• TASK DATA
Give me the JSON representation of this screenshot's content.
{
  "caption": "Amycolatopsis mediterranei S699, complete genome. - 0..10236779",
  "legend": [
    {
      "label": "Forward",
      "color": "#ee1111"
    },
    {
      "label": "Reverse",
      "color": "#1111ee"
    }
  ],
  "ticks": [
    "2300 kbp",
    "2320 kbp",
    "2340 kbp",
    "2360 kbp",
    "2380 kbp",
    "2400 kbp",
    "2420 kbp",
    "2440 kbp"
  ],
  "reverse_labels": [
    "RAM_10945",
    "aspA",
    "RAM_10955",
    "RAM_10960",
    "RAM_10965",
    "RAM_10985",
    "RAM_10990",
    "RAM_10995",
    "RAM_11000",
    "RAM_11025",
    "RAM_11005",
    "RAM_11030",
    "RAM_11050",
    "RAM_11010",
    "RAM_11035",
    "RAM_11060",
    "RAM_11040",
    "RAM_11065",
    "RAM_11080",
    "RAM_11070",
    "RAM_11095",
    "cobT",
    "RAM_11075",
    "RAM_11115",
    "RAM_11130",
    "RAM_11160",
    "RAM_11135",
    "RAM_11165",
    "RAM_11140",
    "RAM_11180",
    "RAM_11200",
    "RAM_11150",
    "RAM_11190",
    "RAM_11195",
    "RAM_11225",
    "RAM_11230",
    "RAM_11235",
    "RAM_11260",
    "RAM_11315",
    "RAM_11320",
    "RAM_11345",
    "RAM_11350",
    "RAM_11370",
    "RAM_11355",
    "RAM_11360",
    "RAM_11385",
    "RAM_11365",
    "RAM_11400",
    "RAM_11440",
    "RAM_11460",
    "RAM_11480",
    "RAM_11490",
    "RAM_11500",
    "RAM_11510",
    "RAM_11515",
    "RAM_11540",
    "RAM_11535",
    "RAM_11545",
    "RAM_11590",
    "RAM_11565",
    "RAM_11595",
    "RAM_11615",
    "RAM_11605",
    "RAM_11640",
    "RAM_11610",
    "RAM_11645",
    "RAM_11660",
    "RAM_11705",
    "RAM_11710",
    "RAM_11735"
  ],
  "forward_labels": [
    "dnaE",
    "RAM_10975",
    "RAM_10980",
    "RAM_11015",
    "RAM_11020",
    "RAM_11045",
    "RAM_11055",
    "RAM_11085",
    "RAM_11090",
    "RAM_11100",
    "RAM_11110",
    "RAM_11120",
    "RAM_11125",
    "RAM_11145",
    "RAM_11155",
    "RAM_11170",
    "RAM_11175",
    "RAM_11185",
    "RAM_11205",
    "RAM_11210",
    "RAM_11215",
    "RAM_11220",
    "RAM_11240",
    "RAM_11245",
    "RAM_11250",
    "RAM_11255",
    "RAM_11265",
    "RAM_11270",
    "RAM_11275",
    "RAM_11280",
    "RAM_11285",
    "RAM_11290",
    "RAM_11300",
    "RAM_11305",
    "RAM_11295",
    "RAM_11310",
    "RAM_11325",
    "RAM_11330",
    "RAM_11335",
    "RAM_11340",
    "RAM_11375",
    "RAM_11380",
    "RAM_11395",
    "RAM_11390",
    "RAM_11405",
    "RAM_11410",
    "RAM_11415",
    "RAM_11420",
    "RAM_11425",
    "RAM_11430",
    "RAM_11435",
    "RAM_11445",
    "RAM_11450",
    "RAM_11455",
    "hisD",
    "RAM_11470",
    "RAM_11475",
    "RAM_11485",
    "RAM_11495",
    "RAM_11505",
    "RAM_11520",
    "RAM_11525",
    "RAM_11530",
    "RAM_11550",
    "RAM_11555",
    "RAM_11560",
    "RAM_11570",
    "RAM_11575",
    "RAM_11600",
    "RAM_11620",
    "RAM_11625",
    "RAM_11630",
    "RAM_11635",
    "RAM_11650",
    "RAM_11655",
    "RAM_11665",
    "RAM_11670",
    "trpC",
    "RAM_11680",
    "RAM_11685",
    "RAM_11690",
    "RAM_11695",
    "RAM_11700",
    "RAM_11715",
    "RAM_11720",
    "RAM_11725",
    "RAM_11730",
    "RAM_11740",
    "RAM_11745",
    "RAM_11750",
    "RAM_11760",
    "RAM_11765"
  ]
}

• EXERCISE INSTRUCTIONS
Repeat the material in full, exactly as it reads.

• RESPONSE AREA
Give me the JSON representation of this screenshot's content.
{
  "caption": "Amycolatopsis mediterranei S699, complete genome. - 0..10236779",
  "legend": [
    {
      "label": "Forward",
      "color": "#ee1111"
    },
    {
      "label": "Reverse",
      "color": "#1111ee"
    }
  ],
  "ticks": [
    "2300 kbp",
    "2320 kbp",
    "2340 kbp",
    "2360 kbp",
    "2380 kbp",
    "2400 kbp",
    "2420 kbp",
    "2440 kbp"
  ],
  "reverse_labels": [
    "RAM_10945",
    "aspA",
    "RAM_10955",
    "RAM_10960",
    "RAM_10965",
    "RAM_10985",
    "RAM_10990",
    "RAM_10995",
    "RAM_11000",
    "RAM_11025",
    "RAM_11005",
    "RAM_11030",
    "RAM_11050",
    "RAM_11010",
    "RAM_11035",
    "RAM_11060",
    "RAM_11040",
    "RAM_11065",
    "RAM_11080",
    "RAM_11070",
    "RAM_11095",
    "cobT",
    "RAM_11075",
    "RAM_11115",
    "RAM_11130",
    "RAM_11160",
    "RAM_11135",
    "RAM_11165",
    "RAM_11140",
    "RAM_11180",
    "RAM_11200",
    "RAM_11150",
    "RAM_11190",
    "RAM_11195",
    "RAM_11225",
    "RAM_11230",
    "RAM_11235",
    "RAM_11260",
    "RAM_11315",
    "RAM_11320",
    "RAM_11345",
    "RAM_11350",
    "RAM_11370",
    "RAM_11355",
    "RAM_11360",
    "RAM_11385",
    "RAM_11365",
    "RAM_11400",
    "RAM_11440",
    "RAM_11460",
    "RAM_11480",
    "RAM_11490",
    "RAM_11500",
    "RAM_11510",
    "RAM_11515",
    "RAM_11540",
    "RAM_11535",
    "RAM_11545",
    "RAM_11590",
    "RAM_11565",
    "RAM_11595",
    "RAM_11615",
    "RAM_11605",
    "RAM_11640",
    "RAM_11610",
    "RAM_11645",
    "RAM_11660",
    "RAM_11705",
    "RAM_11710",
    "RAM_11735"
  ],
  "forward_labels": [
    "dnaE",
    "RAM_10975",
    "RAM_10980",
    "RAM_11015",
    "RAM_11020",
    "RAM_11045",
    "RAM_11055",
    "RAM_11085",
    "RAM_11090",
    "RAM_11100",
    "RAM_11110",
    "RAM_11120",
    "RAM_11125",
    "RAM_11145",
    "RAM_11155",
    "RAM_11170",
    "RAM_11175",
    "RAM_11185",
    "RAM_11205",
    "RAM_11210",
    "RAM_11215",
    "RAM_11220",
    "RAM_11240",
    "RAM_11245",
    "RAM_11250",
    "RAM_11255",
    "RAM_11265",
    "RAM_11270",
    "RAM_11275",
    "RAM_11280",
    "RAM_11285",
    "RAM_11290",
    "RAM_11300",
    "RAM_11305",
    "RAM_11295",
    "RAM_11310",
    "RAM_11325",
    "RAM_11330",
    "RAM_11335",
    "RAM_11340",
    "RAM_11375",
    "RAM_11380",
    "RAM_11395",
    "RAM_11390",
    "RAM_11405",
    "RAM_11410",
    "RAM_11415",
    "RAM_11420",
    "RAM_11425",
    "RAM_11430",
    "RAM_11435",
    "RAM_11445",
    "RAM_11450",
    "RAM_11455",
    "hisD",
    "RAM_11470",
    "RAM_11475",
    "RAM_11485",
    "RAM_11495",
    "RAM_11505",
    "RAM_11520",
    "RAM_11525",
    "RAM_11530",
    "RAM_11550",
    "RAM_11555",
    "RAM_11560",
    "RAM_11570",
    "RAM_11575",
    "RAM_11600",
    "RAM_11620",
    "RAM_11625",
    "RAM_11630",
    "RAM_11635",
    "RAM_11650",
    "RAM_11655",
    "RAM_11665",
    "RAM_11670",
    "trpC",
    "RAM_11680",
    "RAM_11685",
    "RAM_11690",
    "RAM_11695",
    "RAM_11700",
    "RAM_11715",
    "RAM_11720",
    "RAM_11725",
    "RAM_11730",
    "RAM_11740",
    "RAM_11745",
    "RAM_11750",
    "RAM_11760",
    "RAM_11765"
  ]
}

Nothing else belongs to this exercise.